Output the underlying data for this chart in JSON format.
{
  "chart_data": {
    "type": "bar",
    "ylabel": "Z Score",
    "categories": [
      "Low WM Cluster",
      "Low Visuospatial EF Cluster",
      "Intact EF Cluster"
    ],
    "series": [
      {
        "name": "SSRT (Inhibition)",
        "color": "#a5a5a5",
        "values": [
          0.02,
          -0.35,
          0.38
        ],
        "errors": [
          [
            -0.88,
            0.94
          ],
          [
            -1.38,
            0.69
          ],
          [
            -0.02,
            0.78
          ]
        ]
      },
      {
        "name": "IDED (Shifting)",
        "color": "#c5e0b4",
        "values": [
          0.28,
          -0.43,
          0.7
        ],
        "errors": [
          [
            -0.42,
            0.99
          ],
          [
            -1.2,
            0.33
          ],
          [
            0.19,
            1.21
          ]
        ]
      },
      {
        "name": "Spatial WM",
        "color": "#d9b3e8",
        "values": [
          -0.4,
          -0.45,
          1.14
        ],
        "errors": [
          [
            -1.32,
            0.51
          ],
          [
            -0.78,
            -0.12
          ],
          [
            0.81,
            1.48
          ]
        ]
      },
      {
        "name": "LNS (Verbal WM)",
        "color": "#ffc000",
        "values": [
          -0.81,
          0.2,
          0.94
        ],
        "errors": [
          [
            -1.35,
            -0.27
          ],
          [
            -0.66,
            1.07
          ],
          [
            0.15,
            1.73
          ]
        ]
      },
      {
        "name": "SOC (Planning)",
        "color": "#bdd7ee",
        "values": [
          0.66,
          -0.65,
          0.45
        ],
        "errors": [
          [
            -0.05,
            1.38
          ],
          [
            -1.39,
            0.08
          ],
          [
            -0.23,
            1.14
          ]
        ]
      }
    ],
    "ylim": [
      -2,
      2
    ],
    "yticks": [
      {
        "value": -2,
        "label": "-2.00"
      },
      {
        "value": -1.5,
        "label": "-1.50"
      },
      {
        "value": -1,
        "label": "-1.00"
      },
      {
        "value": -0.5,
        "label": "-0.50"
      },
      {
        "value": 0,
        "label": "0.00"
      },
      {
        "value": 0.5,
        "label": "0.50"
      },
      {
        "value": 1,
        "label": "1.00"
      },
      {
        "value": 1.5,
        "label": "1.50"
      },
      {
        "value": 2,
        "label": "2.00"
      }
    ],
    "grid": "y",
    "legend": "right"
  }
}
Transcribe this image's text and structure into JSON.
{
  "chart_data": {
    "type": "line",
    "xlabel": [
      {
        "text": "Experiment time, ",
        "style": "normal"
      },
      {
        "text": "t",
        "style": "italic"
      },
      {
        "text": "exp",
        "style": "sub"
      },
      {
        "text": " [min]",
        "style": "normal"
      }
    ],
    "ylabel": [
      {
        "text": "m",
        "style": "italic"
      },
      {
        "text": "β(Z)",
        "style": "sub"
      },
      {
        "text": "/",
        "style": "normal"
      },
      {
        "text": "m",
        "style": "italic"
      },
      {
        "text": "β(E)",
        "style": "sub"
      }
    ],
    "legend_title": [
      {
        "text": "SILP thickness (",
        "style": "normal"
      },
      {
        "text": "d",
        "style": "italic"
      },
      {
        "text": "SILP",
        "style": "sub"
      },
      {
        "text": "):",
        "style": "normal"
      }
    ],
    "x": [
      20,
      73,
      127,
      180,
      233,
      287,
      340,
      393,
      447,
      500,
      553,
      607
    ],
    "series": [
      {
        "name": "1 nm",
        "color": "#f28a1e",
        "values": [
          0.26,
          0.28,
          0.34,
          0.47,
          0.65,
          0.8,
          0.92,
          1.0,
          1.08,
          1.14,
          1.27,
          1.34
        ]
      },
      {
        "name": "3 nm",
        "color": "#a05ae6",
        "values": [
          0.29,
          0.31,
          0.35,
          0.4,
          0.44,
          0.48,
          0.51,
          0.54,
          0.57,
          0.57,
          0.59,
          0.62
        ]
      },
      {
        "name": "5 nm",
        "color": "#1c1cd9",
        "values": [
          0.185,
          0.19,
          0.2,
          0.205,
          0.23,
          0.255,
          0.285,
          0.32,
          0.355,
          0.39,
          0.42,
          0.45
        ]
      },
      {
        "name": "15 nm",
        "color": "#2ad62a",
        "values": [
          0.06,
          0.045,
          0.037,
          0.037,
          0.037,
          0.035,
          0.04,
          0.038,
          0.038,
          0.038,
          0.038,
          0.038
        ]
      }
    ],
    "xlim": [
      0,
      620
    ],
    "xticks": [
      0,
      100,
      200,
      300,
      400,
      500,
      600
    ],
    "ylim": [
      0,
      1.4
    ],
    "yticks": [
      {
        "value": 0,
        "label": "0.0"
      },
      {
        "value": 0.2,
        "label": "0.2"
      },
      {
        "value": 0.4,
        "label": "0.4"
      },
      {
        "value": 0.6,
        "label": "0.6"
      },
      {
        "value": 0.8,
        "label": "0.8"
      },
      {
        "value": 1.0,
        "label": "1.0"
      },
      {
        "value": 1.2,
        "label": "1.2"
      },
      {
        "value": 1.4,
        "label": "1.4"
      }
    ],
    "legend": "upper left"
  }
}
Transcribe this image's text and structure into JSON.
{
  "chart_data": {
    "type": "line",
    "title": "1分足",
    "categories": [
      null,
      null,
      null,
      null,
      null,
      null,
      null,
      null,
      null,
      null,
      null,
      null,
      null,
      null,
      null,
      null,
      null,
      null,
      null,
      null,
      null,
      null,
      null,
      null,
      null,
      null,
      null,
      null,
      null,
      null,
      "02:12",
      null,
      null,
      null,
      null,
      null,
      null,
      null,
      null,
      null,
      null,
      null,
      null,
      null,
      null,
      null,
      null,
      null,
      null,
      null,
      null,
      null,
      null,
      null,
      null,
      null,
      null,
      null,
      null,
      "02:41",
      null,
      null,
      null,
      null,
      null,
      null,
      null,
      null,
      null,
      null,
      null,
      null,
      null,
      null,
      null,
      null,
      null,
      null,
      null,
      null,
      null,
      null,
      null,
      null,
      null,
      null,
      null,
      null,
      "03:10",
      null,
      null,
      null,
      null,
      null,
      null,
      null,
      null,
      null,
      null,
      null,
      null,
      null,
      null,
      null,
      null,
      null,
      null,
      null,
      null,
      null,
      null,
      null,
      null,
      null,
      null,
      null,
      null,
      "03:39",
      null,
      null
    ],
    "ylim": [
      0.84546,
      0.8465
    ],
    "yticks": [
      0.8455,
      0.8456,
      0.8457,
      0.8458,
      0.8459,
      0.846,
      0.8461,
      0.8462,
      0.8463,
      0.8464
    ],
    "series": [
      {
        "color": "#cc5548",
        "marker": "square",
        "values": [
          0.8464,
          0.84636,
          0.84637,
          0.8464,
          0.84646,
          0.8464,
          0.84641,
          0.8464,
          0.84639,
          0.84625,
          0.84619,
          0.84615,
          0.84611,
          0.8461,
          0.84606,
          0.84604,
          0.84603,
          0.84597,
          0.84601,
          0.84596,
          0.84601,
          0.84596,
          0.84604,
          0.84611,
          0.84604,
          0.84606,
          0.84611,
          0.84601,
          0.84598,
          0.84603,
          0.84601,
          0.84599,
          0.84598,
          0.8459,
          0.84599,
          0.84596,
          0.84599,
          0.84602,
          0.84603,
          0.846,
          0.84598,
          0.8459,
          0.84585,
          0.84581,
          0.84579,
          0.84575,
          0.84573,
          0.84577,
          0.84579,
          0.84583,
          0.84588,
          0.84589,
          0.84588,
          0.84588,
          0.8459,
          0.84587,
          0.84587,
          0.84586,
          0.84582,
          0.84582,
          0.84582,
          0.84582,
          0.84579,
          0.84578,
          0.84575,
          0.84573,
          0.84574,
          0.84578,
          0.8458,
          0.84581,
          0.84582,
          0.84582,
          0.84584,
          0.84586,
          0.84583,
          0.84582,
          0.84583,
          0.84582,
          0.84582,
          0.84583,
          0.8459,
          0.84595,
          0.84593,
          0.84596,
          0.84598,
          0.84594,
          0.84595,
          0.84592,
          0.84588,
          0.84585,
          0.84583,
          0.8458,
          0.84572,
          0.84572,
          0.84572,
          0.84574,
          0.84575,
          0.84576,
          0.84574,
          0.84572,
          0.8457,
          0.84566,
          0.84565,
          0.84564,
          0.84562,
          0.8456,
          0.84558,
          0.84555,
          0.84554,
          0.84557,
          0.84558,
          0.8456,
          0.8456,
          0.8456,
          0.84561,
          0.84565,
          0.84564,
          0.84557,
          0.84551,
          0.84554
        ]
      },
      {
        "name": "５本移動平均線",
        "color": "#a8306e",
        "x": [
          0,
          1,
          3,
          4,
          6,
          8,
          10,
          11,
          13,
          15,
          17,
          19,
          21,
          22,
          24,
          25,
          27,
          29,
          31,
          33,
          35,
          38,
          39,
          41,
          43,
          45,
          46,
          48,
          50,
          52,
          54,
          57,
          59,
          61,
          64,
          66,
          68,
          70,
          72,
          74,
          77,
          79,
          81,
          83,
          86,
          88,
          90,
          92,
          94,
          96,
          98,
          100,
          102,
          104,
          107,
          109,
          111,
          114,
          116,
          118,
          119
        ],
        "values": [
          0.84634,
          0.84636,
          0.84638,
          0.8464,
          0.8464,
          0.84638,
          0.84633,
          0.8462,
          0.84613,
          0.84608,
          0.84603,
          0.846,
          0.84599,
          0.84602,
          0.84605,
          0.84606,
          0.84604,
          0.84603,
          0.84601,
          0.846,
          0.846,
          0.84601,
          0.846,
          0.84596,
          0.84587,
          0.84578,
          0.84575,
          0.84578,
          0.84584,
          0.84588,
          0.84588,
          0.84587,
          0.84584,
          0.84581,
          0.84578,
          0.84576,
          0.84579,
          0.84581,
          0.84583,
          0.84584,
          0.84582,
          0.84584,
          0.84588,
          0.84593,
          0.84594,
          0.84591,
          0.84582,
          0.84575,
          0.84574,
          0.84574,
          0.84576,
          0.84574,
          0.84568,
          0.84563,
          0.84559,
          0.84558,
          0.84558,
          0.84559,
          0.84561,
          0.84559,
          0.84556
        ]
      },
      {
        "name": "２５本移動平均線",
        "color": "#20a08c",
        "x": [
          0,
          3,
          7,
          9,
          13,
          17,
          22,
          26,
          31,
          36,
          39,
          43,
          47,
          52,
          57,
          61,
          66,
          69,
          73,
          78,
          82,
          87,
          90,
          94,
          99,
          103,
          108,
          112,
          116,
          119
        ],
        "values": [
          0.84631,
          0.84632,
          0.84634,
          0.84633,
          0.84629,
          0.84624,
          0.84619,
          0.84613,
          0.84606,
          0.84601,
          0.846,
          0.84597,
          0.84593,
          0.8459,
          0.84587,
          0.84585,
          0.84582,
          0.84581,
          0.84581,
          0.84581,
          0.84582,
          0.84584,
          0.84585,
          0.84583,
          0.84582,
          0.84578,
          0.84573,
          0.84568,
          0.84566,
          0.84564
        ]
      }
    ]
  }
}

========================================

WORK INSTRUCTIONS | Go through the listing above and locate each line that holds the word "color". Copy those lines.

CORRECT RESPONSE |
        "color": "#a5a5a5",
        "color": "#c5e0b4",
        "color": "#d9b3e8",
        "color": "#ffc000",
        "color": "#bdd7ee",
        "color": "#f28a1e",
        "color": "#a05ae6",
        "color": "#1c1cd9",
        "color": "#2ad62a",
        "color": "#cc5548",
        "color": "#a8306e",
        "color": "#20a08c",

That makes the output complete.